▸ TASK DETAILS
Reproduce each of the following items word for word, keeping their order and line breaks unchanged.

▸ DATA
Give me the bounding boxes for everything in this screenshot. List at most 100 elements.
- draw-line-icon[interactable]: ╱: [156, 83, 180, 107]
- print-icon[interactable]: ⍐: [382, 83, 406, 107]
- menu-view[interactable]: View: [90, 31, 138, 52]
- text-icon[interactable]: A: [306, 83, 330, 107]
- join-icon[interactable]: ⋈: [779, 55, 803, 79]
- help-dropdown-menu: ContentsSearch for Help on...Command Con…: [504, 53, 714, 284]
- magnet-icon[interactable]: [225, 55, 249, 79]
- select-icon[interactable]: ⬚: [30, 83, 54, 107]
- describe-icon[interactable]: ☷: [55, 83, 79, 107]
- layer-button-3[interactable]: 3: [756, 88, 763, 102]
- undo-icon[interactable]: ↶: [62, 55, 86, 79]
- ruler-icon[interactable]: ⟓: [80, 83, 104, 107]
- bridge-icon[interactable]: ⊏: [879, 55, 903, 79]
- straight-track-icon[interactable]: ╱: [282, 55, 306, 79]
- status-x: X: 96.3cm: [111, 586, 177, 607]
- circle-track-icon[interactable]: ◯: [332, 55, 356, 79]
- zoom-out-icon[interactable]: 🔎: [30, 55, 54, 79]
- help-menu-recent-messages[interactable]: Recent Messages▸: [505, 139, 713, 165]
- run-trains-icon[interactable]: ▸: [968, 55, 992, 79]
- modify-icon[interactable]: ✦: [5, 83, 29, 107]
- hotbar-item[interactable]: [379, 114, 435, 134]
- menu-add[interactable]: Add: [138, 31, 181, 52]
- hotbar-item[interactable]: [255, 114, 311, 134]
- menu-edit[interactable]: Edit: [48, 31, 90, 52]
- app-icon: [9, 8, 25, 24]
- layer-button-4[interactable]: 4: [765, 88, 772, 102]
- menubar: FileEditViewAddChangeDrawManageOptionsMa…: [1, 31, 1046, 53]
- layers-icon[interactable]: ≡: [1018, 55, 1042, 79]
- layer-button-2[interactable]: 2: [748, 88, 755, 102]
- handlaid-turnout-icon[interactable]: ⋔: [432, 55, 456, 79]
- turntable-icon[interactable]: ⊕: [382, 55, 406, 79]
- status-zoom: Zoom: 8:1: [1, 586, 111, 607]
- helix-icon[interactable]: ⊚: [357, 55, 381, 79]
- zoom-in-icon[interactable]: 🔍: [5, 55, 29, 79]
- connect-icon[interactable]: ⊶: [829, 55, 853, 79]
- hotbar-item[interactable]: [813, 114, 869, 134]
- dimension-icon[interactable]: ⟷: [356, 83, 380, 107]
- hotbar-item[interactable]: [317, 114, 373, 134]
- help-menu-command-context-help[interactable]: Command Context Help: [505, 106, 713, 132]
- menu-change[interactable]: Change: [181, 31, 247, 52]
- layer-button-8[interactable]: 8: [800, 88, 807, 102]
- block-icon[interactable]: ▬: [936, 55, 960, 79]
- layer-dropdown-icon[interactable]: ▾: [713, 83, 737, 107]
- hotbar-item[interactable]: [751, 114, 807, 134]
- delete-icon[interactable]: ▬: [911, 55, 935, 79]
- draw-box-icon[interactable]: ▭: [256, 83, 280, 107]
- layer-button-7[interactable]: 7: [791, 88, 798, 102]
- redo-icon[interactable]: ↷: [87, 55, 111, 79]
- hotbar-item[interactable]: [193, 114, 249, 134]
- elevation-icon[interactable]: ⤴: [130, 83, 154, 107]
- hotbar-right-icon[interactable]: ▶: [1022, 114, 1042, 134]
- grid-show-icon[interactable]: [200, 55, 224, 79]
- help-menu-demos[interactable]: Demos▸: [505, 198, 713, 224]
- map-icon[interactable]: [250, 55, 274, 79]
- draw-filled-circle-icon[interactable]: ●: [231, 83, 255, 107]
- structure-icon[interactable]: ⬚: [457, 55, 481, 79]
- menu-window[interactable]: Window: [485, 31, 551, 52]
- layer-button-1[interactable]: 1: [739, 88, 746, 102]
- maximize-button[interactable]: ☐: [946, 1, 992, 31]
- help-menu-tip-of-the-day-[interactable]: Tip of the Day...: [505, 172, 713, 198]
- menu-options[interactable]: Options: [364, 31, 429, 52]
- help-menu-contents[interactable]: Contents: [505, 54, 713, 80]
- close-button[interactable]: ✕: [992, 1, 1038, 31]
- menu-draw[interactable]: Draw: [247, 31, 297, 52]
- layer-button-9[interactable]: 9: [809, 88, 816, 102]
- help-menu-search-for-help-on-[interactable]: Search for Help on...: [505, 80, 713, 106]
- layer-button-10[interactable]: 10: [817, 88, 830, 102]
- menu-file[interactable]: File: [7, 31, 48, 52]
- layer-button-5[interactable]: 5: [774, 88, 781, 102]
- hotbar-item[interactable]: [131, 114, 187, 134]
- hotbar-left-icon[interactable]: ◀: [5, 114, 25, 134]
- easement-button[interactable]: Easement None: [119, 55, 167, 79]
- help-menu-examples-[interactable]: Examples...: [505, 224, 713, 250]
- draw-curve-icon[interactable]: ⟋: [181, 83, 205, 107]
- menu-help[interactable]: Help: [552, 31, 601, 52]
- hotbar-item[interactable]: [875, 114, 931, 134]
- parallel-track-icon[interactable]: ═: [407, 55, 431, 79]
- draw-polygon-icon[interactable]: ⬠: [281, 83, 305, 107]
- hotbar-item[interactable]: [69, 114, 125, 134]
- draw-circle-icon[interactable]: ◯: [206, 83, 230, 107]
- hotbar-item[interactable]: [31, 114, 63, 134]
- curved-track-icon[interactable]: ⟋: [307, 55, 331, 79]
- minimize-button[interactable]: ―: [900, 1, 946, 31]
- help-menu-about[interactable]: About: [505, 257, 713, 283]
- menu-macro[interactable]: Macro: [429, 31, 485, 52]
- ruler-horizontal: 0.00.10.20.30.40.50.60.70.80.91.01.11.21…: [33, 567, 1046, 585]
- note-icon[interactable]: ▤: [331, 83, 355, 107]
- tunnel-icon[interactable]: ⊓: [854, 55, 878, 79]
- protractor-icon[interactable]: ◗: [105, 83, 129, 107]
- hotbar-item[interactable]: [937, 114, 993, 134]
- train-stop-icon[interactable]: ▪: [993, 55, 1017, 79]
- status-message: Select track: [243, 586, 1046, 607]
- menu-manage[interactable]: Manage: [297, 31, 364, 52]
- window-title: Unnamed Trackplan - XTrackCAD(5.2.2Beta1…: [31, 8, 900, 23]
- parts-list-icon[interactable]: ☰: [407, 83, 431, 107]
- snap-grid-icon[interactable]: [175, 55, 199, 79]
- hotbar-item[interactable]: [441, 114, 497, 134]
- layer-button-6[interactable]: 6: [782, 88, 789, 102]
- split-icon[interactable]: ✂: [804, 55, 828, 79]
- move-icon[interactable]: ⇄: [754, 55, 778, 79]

▸ WORKED ANSWER
Give me the bounding boxes for everything in this screenshot. List at most 100 elements.
- draw-line-icon[interactable]: ╱: [156, 83, 180, 107]
- print-icon[interactable]: ⍐: [382, 83, 406, 107]
- menu-view[interactable]: View: [90, 31, 138, 52]
- text-icon[interactable]: A: [306, 83, 330, 107]
- join-icon[interactable]: ⋈: [779, 55, 803, 79]
- help-dropdown-menu: ContentsSearch for Help on...Command Con…: [504, 53, 714, 284]
- magnet-icon[interactable]: [225, 55, 249, 79]
- select-icon[interactable]: ⬚: [30, 83, 54, 107]
- describe-icon[interactable]: ☷: [55, 83, 79, 107]
- layer-button-3[interactable]: 3: [756, 88, 763, 102]
- undo-icon[interactable]: ↶: [62, 55, 86, 79]
- ruler-icon[interactable]: ⟓: [80, 83, 104, 107]
- bridge-icon[interactable]: ⊏: [879, 55, 903, 79]
- straight-track-icon[interactable]: ╱: [282, 55, 306, 79]
- status-x: X: 96.3cm: [111, 586, 177, 607]
- circle-track-icon[interactable]: ◯: [332, 55, 356, 79]
- zoom-out-icon[interactable]: 🔎: [30, 55, 54, 79]
- help-menu-recent-messages[interactable]: Recent Messages▸: [505, 139, 713, 165]
- run-trains-icon[interactable]: ▸: [968, 55, 992, 79]
- modify-icon[interactable]: ✦: [5, 83, 29, 107]
- hotbar-item[interactable]: [379, 114, 435, 134]
- menu-add[interactable]: Add: [138, 31, 181, 52]
- hotbar-item[interactable]: [255, 114, 311, 134]
- menu-edit[interactable]: Edit: [48, 31, 90, 52]
- app-icon: [9, 8, 25, 24]
- layer-button-4[interactable]: 4: [765, 88, 772, 102]
- menubar: FileEditViewAddChangeDrawManageOptionsMa…: [1, 31, 1046, 53]
- layers-icon[interactable]: ≡: [1018, 55, 1042, 79]
- layer-button-2[interactable]: 2: [748, 88, 755, 102]
- handlaid-turnout-icon[interactable]: ⋔: [432, 55, 456, 79]
- turntable-icon[interactable]: ⊕: [382, 55, 406, 79]
- status-zoom: Zoom: 8:1: [1, 586, 111, 607]
- helix-icon[interactable]: ⊚: [357, 55, 381, 79]
- zoom-in-icon[interactable]: 🔍: [5, 55, 29, 79]
- connect-icon[interactable]: ⊶: [829, 55, 853, 79]
- hotbar-item[interactable]: [813, 114, 869, 134]
- dimension-icon[interactable]: ⟷: [356, 83, 380, 107]
- hotbar-item[interactable]: [317, 114, 373, 134]
- help-menu-command-context-help[interactable]: Command Context Help: [505, 106, 713, 132]
- menu-change[interactable]: Change: [181, 31, 247, 52]
- layer-button-8[interactable]: 8: [800, 88, 807, 102]
- block-icon[interactable]: ▬: [936, 55, 960, 79]
- layer-dropdown-icon[interactable]: ▾: [713, 83, 737, 107]
- hotbar-item[interactable]: [751, 114, 807, 134]
- delete-icon[interactable]: ▬: [911, 55, 935, 79]
- draw-box-icon[interactable]: ▭: [256, 83, 280, 107]
- layer-button-7[interactable]: 7: [791, 88, 798, 102]
- redo-icon[interactable]: ↷: [87, 55, 111, 79]
- hotbar-item[interactable]: [193, 114, 249, 134]
- elevation-icon[interactable]: ⤴: [130, 83, 154, 107]
- hotbar-right-icon[interactable]: ▶: [1022, 114, 1042, 134]
- grid-show-icon[interactable]: [200, 55, 224, 79]
- help-menu-demos[interactable]: Demos▸: [505, 198, 713, 224]
- map-icon[interactable]: [250, 55, 274, 79]
- draw-filled-circle-icon[interactable]: ●: [231, 83, 255, 107]
- structure-icon[interactable]: ⬚: [457, 55, 481, 79]
- menu-window[interactable]: Window: [485, 31, 551, 52]
- layer-button-1[interactable]: 1: [739, 88, 746, 102]
- maximize-button[interactable]: ☐: [946, 1, 992, 31]
- help-menu-tip-of-the-day-[interactable]: Tip of the Day...: [505, 172, 713, 198]
- menu-options[interactable]: Options: [364, 31, 429, 52]
- help-menu-contents[interactable]: Contents: [505, 54, 713, 80]
- close-button[interactable]: ✕: [992, 1, 1038, 31]
- menu-draw[interactable]: Draw: [247, 31, 297, 52]
- layer-button-9[interactable]: 9: [809, 88, 816, 102]
- help-menu-search-for-help-on-[interactable]: Search for Help on...: [505, 80, 713, 106]
- layer-button-10[interactable]: 10: [817, 88, 830, 102]
- menu-file[interactable]: File: [7, 31, 48, 52]
- layer-button-5[interactable]: 5: [774, 88, 781, 102]
- hotbar-item[interactable]: [131, 114, 187, 134]
- hotbar-left-icon[interactable]: ◀: [5, 114, 25, 134]
- easement-button[interactable]: Easement None: [119, 55, 167, 79]
- help-menu-examples-[interactable]: Examples...: [505, 224, 713, 250]
- draw-curve-icon[interactable]: ⟋: [181, 83, 205, 107]
- menu-help[interactable]: Help: [552, 31, 601, 52]
- hotbar-item[interactable]: [875, 114, 931, 134]
- parallel-track-icon[interactable]: ═: [407, 55, 431, 79]
- draw-polygon-icon[interactable]: ⬠: [281, 83, 305, 107]
- hotbar-item[interactable]: [69, 114, 125, 134]
- draw-circle-icon[interactable]: ◯: [206, 83, 230, 107]
- hotbar-item[interactable]: [31, 114, 63, 134]
- curved-track-icon[interactable]: ⟋: [307, 55, 331, 79]
- minimize-button[interactable]: ―: [900, 1, 946, 31]
- help-menu-about[interactable]: About: [505, 257, 713, 283]
- menu-macro[interactable]: Macro: [429, 31, 485, 52]
- ruler-horizontal: 0.00.10.20.30.40.50.60.70.80.91.01.11.21…: [33, 567, 1046, 585]
- note-icon[interactable]: ▤: [331, 83, 355, 107]
- tunnel-icon[interactable]: ⊓: [854, 55, 878, 79]
- protractor-icon[interactable]: ◗: [105, 83, 129, 107]
- hotbar-item[interactable]: [937, 114, 993, 134]
- train-stop-icon[interactable]: ▪: [993, 55, 1017, 79]
- status-message: Select track: [243, 586, 1046, 607]
- menu-manage[interactable]: Manage: [297, 31, 364, 52]
- window-title: Unnamed Trackplan - XTrackCAD(5.2.2Beta1…: [31, 8, 900, 23]
- parts-list-icon[interactable]: ☰: [407, 83, 431, 107]
- snap-grid-icon[interactable]: [175, 55, 199, 79]
- hotbar-item[interactable]: [441, 114, 497, 134]
- layer-button-6[interactable]: 6: [782, 88, 789, 102]
- split-icon[interactable]: ✂: [804, 55, 828, 79]
- move-icon[interactable]: ⇄: [754, 55, 778, 79]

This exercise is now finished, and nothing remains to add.